◆ EXERCISE
Tell how many lines in the data below hold the string "with"; give nothing but the number.

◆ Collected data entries
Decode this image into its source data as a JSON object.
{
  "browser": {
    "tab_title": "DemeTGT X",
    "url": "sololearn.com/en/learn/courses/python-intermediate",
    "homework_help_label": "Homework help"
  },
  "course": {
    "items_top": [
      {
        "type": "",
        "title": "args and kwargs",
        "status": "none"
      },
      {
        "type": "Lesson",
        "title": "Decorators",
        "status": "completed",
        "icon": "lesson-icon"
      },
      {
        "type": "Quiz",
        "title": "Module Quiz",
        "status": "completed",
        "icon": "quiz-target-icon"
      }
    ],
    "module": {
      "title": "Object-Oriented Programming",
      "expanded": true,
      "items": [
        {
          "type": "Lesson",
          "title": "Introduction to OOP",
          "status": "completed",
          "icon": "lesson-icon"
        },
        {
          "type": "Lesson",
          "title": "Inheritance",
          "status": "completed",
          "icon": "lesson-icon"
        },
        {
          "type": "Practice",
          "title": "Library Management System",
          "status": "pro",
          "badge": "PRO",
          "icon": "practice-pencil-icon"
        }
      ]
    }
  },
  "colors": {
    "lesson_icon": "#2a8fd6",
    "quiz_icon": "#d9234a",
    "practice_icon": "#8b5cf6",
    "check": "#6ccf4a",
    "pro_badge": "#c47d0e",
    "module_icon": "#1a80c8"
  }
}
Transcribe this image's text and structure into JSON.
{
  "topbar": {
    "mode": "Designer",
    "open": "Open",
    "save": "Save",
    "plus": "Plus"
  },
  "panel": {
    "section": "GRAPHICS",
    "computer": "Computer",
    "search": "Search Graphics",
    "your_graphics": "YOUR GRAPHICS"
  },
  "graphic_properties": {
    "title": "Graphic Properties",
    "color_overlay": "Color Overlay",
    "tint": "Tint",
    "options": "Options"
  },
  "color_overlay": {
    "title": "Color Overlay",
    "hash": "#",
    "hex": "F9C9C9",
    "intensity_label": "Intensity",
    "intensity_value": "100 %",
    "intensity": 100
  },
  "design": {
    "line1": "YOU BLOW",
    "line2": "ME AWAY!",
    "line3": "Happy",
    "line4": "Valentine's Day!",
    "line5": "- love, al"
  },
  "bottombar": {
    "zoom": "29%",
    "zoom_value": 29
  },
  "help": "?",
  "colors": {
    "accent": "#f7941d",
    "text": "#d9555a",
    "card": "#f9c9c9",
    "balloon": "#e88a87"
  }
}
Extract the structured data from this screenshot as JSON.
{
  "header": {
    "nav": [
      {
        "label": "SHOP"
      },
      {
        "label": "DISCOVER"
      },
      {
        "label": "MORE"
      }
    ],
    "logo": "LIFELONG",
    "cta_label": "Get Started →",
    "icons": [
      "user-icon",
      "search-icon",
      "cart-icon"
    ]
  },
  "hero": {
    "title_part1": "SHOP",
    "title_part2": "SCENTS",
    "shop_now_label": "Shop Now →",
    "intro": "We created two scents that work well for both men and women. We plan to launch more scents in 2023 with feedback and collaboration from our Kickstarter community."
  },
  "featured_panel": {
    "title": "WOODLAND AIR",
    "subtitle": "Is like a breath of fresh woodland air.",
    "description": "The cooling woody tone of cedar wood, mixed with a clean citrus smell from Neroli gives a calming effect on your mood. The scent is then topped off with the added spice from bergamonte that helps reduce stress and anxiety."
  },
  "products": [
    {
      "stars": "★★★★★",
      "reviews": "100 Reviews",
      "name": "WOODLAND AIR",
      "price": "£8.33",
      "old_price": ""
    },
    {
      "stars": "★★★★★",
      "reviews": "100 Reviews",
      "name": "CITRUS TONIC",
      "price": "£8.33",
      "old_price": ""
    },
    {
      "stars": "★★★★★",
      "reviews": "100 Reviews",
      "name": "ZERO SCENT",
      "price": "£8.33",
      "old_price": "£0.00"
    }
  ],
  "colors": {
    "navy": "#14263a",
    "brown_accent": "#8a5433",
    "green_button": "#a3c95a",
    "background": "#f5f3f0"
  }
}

◆ WORKED ANSWER
2